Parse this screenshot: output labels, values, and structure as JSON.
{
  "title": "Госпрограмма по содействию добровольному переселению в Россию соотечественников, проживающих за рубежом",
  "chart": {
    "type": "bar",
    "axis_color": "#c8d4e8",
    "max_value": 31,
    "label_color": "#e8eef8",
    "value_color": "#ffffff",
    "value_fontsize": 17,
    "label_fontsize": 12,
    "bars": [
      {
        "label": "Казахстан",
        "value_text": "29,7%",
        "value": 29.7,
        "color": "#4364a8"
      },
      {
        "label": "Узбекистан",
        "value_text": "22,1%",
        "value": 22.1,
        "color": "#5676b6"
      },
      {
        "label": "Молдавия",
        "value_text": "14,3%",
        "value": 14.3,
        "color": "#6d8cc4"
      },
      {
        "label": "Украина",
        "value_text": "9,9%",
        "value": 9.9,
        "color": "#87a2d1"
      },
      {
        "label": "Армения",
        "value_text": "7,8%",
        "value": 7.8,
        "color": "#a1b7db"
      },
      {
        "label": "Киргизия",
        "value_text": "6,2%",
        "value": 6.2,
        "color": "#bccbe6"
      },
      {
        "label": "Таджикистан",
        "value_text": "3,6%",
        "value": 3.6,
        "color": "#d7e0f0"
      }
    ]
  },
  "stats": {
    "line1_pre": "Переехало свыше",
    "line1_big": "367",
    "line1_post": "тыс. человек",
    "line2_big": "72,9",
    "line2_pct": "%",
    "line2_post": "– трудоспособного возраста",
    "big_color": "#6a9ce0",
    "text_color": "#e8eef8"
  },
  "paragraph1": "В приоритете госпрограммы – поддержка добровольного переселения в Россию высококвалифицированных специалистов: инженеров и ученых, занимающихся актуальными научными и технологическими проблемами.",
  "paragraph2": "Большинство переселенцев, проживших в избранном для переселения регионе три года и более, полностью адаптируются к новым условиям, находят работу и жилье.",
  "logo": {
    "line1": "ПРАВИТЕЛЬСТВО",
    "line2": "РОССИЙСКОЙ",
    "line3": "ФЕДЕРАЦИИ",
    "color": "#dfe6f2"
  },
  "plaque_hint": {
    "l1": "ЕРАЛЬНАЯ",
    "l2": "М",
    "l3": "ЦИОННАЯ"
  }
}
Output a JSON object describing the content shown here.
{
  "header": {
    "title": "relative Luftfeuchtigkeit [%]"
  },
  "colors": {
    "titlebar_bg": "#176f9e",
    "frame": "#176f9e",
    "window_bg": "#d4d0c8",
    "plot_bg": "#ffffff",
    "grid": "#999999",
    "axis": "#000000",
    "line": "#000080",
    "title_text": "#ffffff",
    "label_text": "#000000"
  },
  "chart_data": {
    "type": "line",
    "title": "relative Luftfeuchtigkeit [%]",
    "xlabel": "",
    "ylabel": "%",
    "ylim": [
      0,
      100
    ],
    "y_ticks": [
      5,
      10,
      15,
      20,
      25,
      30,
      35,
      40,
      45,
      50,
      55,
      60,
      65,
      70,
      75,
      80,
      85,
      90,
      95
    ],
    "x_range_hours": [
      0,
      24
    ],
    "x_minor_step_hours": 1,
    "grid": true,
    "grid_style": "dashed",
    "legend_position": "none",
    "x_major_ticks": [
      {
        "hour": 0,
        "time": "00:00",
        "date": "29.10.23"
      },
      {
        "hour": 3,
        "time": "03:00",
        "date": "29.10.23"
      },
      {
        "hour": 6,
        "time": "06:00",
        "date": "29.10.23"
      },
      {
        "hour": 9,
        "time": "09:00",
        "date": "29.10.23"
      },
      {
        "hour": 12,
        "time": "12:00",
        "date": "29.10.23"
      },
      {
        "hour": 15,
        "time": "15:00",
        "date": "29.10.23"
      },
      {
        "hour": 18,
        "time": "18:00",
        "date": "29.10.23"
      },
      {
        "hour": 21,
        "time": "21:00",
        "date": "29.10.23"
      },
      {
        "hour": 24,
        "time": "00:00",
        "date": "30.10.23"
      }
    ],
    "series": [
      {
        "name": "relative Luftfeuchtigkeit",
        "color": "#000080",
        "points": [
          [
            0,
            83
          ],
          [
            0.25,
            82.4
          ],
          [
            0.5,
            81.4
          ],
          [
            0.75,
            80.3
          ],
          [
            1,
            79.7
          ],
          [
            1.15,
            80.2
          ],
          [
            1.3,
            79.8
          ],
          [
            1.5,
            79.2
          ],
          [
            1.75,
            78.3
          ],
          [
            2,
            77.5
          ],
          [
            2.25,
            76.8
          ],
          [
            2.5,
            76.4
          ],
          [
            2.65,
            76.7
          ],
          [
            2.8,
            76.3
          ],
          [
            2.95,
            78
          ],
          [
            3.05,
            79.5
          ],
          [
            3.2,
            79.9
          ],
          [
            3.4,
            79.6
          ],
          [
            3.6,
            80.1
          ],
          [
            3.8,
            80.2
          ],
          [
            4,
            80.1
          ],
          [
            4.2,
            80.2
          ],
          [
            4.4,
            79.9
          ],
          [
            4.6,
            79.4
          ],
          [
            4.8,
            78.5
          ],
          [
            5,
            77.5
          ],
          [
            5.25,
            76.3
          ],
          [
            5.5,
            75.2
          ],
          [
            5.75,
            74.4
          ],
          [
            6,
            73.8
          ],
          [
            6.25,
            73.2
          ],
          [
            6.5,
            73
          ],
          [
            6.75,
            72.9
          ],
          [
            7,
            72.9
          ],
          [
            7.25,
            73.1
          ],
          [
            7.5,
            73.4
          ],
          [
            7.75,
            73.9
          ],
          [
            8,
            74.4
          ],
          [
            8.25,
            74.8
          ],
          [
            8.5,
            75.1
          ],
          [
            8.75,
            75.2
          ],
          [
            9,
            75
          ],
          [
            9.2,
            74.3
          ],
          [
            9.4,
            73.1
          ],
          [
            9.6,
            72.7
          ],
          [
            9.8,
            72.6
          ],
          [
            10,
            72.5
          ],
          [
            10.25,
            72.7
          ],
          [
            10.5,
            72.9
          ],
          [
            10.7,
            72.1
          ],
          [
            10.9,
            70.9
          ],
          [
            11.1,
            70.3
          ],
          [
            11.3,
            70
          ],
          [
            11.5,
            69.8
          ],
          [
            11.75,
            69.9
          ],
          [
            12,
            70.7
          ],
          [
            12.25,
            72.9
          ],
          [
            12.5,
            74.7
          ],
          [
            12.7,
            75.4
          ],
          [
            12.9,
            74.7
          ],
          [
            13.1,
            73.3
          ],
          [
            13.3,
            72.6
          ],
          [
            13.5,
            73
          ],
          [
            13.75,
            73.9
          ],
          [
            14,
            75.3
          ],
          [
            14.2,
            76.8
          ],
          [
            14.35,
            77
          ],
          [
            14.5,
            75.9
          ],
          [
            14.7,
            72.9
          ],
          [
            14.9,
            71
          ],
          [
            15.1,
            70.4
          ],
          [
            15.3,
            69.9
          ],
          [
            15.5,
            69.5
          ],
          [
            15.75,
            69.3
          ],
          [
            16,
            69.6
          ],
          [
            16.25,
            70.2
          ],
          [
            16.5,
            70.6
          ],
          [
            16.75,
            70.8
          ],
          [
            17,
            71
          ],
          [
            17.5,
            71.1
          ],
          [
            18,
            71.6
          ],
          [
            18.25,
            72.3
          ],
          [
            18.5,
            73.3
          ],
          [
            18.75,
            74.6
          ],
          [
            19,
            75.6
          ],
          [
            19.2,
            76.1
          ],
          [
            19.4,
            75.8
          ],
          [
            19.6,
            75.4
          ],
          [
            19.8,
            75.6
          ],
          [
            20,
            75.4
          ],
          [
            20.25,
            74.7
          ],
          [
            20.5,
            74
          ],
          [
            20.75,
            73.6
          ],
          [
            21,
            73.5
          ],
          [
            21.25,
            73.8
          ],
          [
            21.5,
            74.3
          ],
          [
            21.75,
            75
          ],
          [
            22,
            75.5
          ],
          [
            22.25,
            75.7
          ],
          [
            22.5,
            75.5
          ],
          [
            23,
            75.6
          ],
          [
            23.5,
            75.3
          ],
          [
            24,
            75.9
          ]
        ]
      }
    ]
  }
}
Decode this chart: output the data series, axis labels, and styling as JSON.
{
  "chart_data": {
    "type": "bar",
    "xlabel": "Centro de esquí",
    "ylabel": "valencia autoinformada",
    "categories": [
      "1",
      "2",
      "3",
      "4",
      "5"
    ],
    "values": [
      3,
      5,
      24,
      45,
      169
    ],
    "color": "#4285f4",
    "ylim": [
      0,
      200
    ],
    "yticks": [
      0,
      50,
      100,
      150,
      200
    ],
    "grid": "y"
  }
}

----

▸ Request: Starting at the line that contains "Decode this chart: output", write out every line to the end of the entries, exactly as given.

▸ Response to the task:
Decode this chart: output the data series, axis labels, and styling as JSON.
{
  "chart_data": {
    "type": "bar",
    "xlabel": "Centro de esquí",
    "ylabel": "valencia autoinformada",
    "categories": [
      "1",
      "2",
      "3",
      "4",
      "5"
    ],
    "values": [
      3,
      5,
      24,
      45,
      169
    ],
    "color": "#4285f4",
    "ylim": [
      0,
      200
    ],
    "yticks": [
      0,
      50,
      100,
      150,
      200
    ],
    "grid": "y"
  }
}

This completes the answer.